▶ **Exercise prompt**: Copy out all the lines where "hero" shows up.

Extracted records
□ □ □

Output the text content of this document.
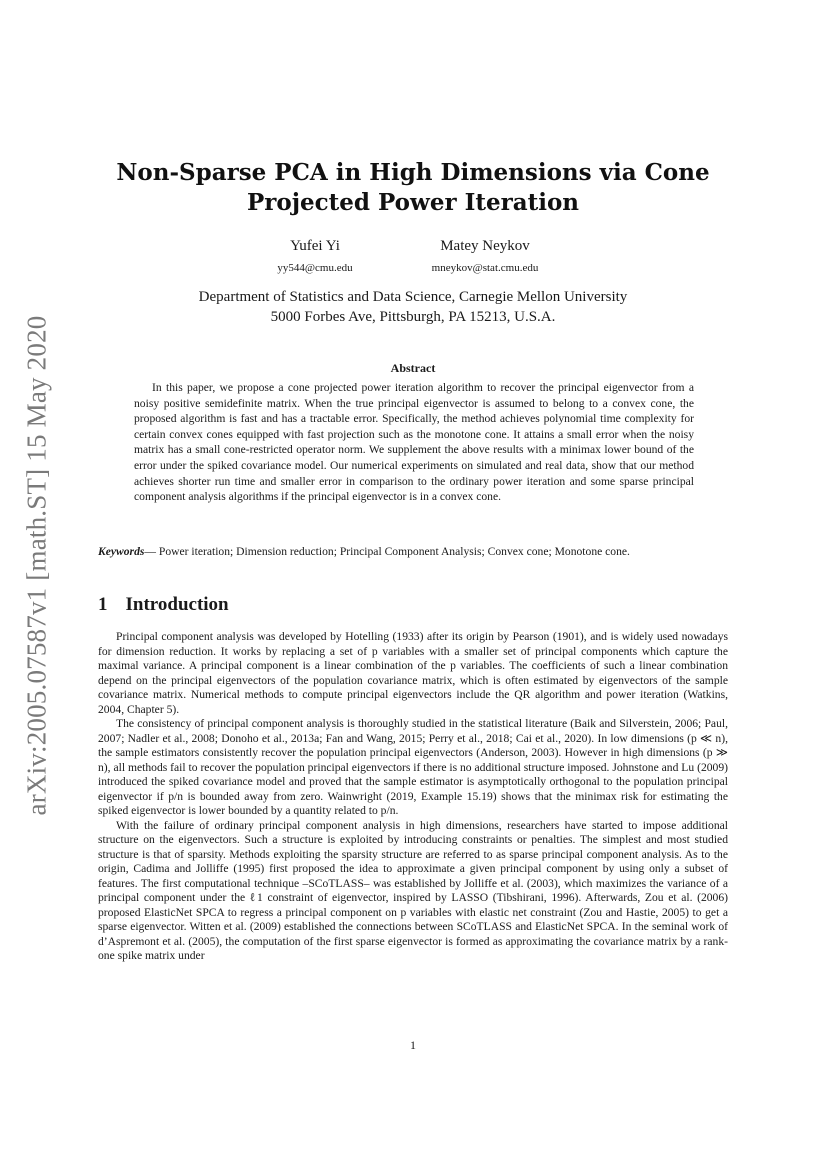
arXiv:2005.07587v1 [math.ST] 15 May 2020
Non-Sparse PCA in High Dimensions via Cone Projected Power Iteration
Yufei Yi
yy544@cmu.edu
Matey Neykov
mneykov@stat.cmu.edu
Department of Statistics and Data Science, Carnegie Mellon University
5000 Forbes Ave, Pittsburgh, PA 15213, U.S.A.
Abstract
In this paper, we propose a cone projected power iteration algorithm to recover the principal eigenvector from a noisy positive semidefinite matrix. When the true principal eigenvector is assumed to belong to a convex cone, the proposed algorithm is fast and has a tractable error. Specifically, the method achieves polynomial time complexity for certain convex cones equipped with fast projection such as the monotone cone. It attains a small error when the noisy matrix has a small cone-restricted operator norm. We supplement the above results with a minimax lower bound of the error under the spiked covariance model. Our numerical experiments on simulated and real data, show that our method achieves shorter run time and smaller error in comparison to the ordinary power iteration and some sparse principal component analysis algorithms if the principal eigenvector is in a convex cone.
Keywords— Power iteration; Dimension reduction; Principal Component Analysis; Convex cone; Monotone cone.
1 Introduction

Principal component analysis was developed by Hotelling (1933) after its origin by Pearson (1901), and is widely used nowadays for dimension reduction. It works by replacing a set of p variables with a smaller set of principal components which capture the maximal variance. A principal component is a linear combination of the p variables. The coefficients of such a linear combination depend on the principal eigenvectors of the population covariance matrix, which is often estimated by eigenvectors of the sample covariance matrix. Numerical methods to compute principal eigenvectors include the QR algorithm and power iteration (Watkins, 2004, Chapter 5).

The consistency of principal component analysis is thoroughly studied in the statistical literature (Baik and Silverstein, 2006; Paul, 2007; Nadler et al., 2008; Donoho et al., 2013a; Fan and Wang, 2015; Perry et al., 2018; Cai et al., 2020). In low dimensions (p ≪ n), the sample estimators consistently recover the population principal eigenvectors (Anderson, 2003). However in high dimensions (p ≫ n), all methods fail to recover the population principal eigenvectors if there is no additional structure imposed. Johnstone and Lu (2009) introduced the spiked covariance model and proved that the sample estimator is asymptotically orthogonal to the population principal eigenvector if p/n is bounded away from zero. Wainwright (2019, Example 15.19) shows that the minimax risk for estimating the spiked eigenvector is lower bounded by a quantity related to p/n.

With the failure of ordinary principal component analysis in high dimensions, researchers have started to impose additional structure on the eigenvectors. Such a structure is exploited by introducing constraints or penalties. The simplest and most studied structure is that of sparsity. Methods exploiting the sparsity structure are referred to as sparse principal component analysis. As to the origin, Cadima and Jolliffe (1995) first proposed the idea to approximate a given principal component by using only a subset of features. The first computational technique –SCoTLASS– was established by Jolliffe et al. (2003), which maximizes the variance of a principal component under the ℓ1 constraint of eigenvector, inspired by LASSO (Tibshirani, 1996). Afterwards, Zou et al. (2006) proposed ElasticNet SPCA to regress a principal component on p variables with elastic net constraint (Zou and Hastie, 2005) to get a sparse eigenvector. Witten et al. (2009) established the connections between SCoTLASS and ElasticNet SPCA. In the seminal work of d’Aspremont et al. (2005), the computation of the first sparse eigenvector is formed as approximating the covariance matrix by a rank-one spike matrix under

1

□ □ □

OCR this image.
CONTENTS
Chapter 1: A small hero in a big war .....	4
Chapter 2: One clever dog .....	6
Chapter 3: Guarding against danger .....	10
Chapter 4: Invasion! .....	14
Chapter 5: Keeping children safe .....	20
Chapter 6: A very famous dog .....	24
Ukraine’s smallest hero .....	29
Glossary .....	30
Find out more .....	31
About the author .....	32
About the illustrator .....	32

□ □ □

▶ **Response to this exercise**:
Chapter 1: A small hero in a big war .....	4
Ukraine’s smallest hero .....	29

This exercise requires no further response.